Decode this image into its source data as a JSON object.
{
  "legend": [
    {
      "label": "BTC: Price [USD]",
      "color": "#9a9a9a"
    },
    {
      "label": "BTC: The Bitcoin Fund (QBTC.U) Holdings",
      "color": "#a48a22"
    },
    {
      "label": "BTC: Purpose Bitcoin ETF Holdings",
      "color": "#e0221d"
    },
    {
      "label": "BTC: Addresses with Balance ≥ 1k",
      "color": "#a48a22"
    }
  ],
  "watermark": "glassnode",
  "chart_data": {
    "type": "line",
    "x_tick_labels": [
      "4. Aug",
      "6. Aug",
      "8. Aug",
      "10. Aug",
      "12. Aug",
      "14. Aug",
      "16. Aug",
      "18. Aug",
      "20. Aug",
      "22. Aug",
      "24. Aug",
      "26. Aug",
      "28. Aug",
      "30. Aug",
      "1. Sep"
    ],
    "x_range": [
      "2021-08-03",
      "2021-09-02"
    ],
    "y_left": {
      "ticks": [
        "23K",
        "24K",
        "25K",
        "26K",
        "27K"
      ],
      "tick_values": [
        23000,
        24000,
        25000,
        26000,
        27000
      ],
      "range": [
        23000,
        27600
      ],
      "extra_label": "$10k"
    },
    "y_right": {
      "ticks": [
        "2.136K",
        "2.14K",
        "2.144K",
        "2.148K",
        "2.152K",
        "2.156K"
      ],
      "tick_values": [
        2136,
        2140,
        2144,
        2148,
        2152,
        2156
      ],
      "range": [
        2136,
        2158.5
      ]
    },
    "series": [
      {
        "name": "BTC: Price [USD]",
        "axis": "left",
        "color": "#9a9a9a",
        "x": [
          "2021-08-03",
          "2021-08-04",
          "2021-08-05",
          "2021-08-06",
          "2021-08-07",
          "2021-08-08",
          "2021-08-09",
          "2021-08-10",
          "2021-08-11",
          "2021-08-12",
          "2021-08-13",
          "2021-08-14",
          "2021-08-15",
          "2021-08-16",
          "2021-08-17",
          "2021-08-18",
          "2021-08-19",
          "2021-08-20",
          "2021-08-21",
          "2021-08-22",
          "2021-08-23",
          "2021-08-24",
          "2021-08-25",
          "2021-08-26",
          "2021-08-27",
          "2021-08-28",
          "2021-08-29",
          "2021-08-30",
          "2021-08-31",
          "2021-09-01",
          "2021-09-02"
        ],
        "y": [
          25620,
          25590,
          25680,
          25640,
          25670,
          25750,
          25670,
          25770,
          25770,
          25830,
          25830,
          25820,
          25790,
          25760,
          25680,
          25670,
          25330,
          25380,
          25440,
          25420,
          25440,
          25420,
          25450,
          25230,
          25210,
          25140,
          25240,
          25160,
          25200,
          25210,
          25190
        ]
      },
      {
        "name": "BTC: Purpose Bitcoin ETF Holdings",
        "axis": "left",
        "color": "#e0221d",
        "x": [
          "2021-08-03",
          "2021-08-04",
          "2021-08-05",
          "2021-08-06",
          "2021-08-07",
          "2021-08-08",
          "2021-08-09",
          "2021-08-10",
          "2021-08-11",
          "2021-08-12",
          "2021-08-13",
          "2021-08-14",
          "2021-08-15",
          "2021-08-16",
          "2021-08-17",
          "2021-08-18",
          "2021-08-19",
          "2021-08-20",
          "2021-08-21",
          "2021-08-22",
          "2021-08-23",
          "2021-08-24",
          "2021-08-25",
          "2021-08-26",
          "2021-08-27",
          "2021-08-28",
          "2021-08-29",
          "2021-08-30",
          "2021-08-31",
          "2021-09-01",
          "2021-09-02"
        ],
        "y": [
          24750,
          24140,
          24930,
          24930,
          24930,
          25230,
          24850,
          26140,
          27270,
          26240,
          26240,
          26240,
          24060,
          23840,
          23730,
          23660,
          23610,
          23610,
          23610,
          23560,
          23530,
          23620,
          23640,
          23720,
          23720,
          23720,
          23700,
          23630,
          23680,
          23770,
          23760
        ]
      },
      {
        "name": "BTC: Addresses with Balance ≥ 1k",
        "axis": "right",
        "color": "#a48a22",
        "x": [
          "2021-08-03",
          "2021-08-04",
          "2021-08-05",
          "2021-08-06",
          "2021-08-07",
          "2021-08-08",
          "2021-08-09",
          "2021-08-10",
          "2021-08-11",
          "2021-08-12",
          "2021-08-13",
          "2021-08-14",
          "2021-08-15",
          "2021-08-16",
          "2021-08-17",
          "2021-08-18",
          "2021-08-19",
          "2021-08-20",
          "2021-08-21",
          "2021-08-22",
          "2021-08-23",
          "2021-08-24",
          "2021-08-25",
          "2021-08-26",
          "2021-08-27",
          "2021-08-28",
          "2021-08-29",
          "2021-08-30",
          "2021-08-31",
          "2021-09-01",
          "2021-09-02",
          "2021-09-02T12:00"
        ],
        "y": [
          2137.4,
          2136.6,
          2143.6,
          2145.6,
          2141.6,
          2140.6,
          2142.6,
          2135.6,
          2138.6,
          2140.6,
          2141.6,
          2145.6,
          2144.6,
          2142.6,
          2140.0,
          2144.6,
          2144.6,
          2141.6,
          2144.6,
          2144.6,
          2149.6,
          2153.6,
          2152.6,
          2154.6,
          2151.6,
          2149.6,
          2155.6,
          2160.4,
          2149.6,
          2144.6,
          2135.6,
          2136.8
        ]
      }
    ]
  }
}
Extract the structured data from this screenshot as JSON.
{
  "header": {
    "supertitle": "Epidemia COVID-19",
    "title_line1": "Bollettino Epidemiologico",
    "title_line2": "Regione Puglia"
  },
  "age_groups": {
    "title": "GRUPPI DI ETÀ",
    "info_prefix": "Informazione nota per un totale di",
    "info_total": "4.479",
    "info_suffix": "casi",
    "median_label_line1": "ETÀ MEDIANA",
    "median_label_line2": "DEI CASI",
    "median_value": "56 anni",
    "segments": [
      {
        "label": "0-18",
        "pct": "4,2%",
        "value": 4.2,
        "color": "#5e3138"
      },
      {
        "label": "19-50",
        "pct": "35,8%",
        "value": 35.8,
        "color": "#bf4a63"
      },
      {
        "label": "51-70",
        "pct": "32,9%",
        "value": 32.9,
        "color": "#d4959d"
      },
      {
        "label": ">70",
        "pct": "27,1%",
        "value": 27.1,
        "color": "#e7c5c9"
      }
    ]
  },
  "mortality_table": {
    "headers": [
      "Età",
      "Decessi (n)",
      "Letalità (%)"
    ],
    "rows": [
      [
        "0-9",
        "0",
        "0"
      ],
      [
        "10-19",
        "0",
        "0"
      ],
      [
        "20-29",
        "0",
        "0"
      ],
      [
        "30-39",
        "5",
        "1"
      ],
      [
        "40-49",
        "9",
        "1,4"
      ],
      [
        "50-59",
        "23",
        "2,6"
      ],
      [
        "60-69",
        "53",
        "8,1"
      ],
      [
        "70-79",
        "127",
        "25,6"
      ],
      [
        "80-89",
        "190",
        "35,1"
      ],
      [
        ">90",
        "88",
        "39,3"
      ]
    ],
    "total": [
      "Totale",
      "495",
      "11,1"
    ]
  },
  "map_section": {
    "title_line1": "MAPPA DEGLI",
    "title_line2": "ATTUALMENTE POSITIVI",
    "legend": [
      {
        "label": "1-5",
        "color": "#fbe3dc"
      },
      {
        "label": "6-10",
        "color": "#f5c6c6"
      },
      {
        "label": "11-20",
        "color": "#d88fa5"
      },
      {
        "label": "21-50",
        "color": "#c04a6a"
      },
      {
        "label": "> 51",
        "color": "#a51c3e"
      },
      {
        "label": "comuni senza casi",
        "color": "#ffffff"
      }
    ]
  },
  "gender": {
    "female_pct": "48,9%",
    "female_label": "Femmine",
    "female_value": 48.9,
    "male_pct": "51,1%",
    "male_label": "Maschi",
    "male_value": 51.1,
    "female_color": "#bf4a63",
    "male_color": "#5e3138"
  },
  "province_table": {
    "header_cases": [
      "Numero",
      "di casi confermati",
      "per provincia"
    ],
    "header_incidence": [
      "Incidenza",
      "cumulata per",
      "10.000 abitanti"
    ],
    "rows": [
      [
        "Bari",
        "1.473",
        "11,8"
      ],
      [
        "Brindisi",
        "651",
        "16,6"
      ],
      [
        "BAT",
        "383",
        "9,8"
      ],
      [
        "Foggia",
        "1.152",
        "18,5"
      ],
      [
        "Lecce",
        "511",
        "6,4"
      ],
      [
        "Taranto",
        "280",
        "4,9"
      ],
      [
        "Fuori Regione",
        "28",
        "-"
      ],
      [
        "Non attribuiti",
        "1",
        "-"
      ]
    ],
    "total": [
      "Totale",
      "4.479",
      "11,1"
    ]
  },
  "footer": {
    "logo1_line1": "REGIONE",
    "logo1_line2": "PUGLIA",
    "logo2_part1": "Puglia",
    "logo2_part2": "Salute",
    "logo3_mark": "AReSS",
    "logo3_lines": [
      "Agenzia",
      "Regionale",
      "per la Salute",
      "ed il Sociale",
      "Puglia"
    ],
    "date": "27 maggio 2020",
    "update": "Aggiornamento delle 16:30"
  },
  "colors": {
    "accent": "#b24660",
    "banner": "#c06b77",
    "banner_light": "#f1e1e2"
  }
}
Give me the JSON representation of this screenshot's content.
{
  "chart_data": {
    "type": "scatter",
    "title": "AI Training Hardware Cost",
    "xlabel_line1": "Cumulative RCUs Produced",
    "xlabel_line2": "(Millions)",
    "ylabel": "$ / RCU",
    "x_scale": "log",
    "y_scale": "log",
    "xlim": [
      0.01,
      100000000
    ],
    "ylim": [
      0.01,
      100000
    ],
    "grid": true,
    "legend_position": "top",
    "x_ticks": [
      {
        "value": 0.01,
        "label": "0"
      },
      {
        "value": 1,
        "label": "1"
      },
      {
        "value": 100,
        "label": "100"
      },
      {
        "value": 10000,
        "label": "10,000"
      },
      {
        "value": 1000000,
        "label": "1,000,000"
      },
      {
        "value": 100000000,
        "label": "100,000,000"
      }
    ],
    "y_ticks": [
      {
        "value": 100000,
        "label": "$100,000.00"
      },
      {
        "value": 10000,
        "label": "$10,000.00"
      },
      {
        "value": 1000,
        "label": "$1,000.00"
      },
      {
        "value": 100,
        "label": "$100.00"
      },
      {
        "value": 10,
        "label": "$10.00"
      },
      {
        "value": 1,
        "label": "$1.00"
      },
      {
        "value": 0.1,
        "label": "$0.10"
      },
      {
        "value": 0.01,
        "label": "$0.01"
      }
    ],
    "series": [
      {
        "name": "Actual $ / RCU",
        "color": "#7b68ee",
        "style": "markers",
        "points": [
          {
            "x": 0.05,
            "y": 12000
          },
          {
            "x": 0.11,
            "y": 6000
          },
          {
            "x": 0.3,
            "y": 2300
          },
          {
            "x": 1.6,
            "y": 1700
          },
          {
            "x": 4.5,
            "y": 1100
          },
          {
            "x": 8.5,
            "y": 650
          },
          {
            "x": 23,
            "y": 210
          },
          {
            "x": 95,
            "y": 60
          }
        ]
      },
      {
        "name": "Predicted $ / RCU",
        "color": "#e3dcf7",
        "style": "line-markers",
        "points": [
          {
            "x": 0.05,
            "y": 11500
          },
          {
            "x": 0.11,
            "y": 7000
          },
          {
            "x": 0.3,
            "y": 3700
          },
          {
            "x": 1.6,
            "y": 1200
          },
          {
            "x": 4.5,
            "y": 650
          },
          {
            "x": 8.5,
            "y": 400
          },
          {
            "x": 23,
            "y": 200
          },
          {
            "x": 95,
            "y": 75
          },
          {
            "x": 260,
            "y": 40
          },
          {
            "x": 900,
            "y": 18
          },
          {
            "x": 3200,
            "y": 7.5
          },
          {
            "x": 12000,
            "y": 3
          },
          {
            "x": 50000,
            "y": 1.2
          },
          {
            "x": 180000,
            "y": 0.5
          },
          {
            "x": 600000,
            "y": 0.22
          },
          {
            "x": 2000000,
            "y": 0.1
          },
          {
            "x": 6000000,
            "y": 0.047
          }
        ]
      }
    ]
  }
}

| Instructions to follow |
Scan the data above; copy every line where "Balance" appears.

| Solution to this problem |
      "label": "BTC: Addresses with Balance ≥ 1k",
        "name": "BTC: Addresses with Balance ≥ 1k",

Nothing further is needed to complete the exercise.